[start Extracted material]

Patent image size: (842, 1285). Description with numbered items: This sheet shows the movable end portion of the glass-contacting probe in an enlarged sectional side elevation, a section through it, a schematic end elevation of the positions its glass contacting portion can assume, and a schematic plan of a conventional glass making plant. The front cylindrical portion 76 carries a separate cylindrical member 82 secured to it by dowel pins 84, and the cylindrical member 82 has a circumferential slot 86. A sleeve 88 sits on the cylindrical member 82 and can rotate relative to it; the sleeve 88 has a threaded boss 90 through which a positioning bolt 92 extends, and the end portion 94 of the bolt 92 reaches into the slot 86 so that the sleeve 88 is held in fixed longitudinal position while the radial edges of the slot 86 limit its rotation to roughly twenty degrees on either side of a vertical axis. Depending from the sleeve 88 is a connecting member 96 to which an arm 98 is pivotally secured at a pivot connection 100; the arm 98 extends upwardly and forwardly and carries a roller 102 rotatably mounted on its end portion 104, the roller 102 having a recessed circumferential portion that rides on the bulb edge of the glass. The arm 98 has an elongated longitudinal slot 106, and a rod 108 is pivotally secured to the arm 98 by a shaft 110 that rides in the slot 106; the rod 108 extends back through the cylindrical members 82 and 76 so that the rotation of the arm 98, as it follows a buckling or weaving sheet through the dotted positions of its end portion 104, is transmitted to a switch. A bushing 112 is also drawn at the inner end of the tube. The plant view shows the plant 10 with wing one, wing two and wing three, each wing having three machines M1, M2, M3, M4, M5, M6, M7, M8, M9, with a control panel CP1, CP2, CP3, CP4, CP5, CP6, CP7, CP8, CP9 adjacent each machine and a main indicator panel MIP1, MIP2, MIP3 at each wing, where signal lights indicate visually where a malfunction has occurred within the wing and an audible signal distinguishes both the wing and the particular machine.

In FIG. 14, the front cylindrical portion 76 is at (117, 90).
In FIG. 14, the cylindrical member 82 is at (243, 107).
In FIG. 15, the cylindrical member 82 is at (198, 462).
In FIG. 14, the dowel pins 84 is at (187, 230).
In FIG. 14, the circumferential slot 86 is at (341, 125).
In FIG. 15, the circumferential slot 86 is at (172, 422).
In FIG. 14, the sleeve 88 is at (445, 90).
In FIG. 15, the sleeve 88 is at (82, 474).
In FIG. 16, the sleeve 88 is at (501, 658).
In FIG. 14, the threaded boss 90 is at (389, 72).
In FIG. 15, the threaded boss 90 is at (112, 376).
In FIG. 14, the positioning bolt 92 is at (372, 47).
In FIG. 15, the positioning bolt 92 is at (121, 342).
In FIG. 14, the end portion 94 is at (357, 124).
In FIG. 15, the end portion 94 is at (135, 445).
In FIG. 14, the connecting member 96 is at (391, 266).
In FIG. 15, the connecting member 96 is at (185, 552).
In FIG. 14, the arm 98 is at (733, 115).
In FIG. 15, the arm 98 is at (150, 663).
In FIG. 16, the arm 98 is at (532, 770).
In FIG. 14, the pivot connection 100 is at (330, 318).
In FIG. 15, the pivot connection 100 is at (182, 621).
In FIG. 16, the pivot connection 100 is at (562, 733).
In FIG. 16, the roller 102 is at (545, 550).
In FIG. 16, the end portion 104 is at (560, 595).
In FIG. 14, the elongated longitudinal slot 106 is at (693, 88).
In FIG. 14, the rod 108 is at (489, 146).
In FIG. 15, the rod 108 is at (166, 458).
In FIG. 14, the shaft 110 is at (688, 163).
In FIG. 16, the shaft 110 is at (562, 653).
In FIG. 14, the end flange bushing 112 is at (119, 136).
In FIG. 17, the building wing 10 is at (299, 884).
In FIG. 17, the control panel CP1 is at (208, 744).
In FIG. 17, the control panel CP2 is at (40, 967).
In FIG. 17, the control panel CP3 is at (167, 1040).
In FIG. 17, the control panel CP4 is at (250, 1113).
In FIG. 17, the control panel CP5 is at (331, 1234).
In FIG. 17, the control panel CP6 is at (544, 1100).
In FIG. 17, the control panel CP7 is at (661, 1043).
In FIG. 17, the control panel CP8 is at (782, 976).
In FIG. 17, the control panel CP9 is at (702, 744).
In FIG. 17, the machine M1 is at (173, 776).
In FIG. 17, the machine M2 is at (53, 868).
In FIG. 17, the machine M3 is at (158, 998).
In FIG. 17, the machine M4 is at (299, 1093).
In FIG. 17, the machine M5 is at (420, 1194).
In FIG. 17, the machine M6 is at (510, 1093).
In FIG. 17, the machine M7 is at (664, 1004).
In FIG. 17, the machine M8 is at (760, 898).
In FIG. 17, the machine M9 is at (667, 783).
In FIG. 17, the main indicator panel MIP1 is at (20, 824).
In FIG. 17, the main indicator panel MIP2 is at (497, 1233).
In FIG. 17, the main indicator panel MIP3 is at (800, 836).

[end Extracted material]

Quote the data above in full, reproducing every line without alteration.

Patent image size: (842, 1285). Description with numbered items: This sheet shows the movable end portion of the glass-contacting probe in an enlarged sectional side elevation, a section through it, a schematic end elevation of the positions its glass contacting portion can assume, and a schematic plan of a conventional glass making plant. The front cylindrical portion 76 carries a separate cylindrical member 82 secured to it by dowel pins 84, and the cylindrical member 82 has a circumferential slot 86. A sleeve 88 sits on the cylindrical member 82 and can rotate relative to it; the sleeve 88 has a threaded boss 90 through which a positioning bolt 92 extends, and the end portion 94 of the bolt 92 reaches into the slot 86 so that the sleeve 88 is held in fixed longitudinal position while the radial edges of the slot 86 limit its rotation to roughly twenty degrees on either side of a vertical axis. Depending from the sleeve 88 is a connecting member 96 to which an arm 98 is pivotally secured at a pivot connection 100; the arm 98 extends upwardly and forwardly and carries a roller 102 rotatably mounted on its end portion 104, the roller 102 having a recessed circumferential portion that rides on the bulb edge of the glass. The arm 98 has an elongated longitudinal slot 106, and a rod 108 is pivotally secured to the arm 98 by a shaft 110 that rides in the slot 106; the rod 108 extends back through the cylindrical members 82 and 76 so that the rotation of the arm 98, as it follows a buckling or weaving sheet through the dotted positions of its end portion 104, is transmitted to a switch. A bushing 112 is also drawn at the inner end of the tube. The plant view shows the plant 10 with wing one, wing two and wing three, each wing having three machines M1, M2, M3, M4, M5, M6, M7, M8, M9, with a control panel CP1, CP2, CP3, CP4, CP5, CP6, CP7, CP8, CP9 adjacent each machine and a main indicator panel MIP1, MIP2, MIP3 at each wing, where signal lights indicate visually where a malfunction has occurred within the wing and an audible signal distinguishes both the wing and the particular machine.

In FIG. 14, the front cylindrical portion 76 is at (117, 90).
In FIG. 14, the cylindrical member 82 is at (243, 107).
In FIG. 15, the cylindrical member 82 is at (198, 462).
In FIG. 14, the dowel pins 84 is at (187, 230).
In FIG. 14, the circumferential slot 86 is at (341, 125).
In FIG. 15, the circumferential slot 86 is at (172, 422).
In FIG. 14, the sleeve 88 is at (445, 90).
In FIG. 15, the sleeve 88 is at (82, 474).
In FIG. 16, the sleeve 88 is at (501, 658).
In FIG. 14, the threaded boss 90 is at (389, 72).
In FIG. 15, the threaded boss 90 is at (112, 376).
In FIG. 14, the positioning bolt 92 is at (372, 47).
In FIG. 15, the positioning bolt 92 is at (121, 342).
In FIG. 14, the end portion 94 is at (357, 124).
In FIG. 15, the end portion 94 is at (135, 445).
In FIG. 14, the connecting member 96 is at (391, 266).
In FIG. 15, the connecting member 96 is at (185, 552).
In FIG. 14, the arm 98 is at (733, 115).
In FIG. 15, the arm 98 is at (150, 663).
In FIG. 16, the arm 98 is at (532, 770).
In FIG. 14, the pivot connection 100 is at (330, 318).
In FIG. 15, the pivot connection 100 is at (182, 621).
In FIG. 16, the pivot connection 100 is at (562, 733).
In FIG. 16, the roller 102 is at (545, 550).
In FIG. 16, the end portion 104 is at (560, 595).
In FIG. 14, the elongated longitudinal slot 106 is at (693, 88).
In FIG. 14, the rod 108 is at (489, 146).
In FIG. 15, the rod 108 is at (166, 458).
In FIG. 14, the shaft 110 is at (688, 163).
In FIG. 16, the shaft 110 is at (562, 653).
In FIG. 14, the end flange bushing 112 is at (119, 136).
In FIG. 17, the building wing 10 is at (299, 884).
In FIG. 17, the control panel CP1 is at (208, 744).
In FIG. 17, the control panel CP2 is at (40, 967).
In FIG. 17, the control panel CP3 is at (167, 1040).
In FIG. 17, the control panel CP4 is at (250, 1113).
In FIG. 17, the control panel CP5 is at (331, 1234).
In FIG. 17, the control panel CP6 is at (544, 1100).
In FIG. 17, the control panel CP7 is at (661, 1043).
In FIG. 17, the control panel CP8 is at (782, 976).
In FIG. 17, the control panel CP9 is at (702, 744).
In FIG. 17, the machine M1 is at (173, 776).
In FIG. 17, the machine M2 is at (53, 868).
In FIG. 17, the machine M3 is at (158, 998).
In FIG. 17, the machine M4 is at (299, 1093).
In FIG. 17, the machine M5 is at (420, 1194).
In FIG. 17, the machine M6 is at (510, 1093).
In FIG. 17, the machine M7 is at (664, 1004).
In FIG. 17, the machine M8 is at (760, 898).
In FIG. 17, the machine M9 is at (667, 783).
In FIG. 17, the main indicator panel MIP1 is at (20, 824).
In FIG. 17, the main indicator panel MIP2 is at (497, 1233).
In FIG. 17, the main indicator panel MIP3 is at (800, 836).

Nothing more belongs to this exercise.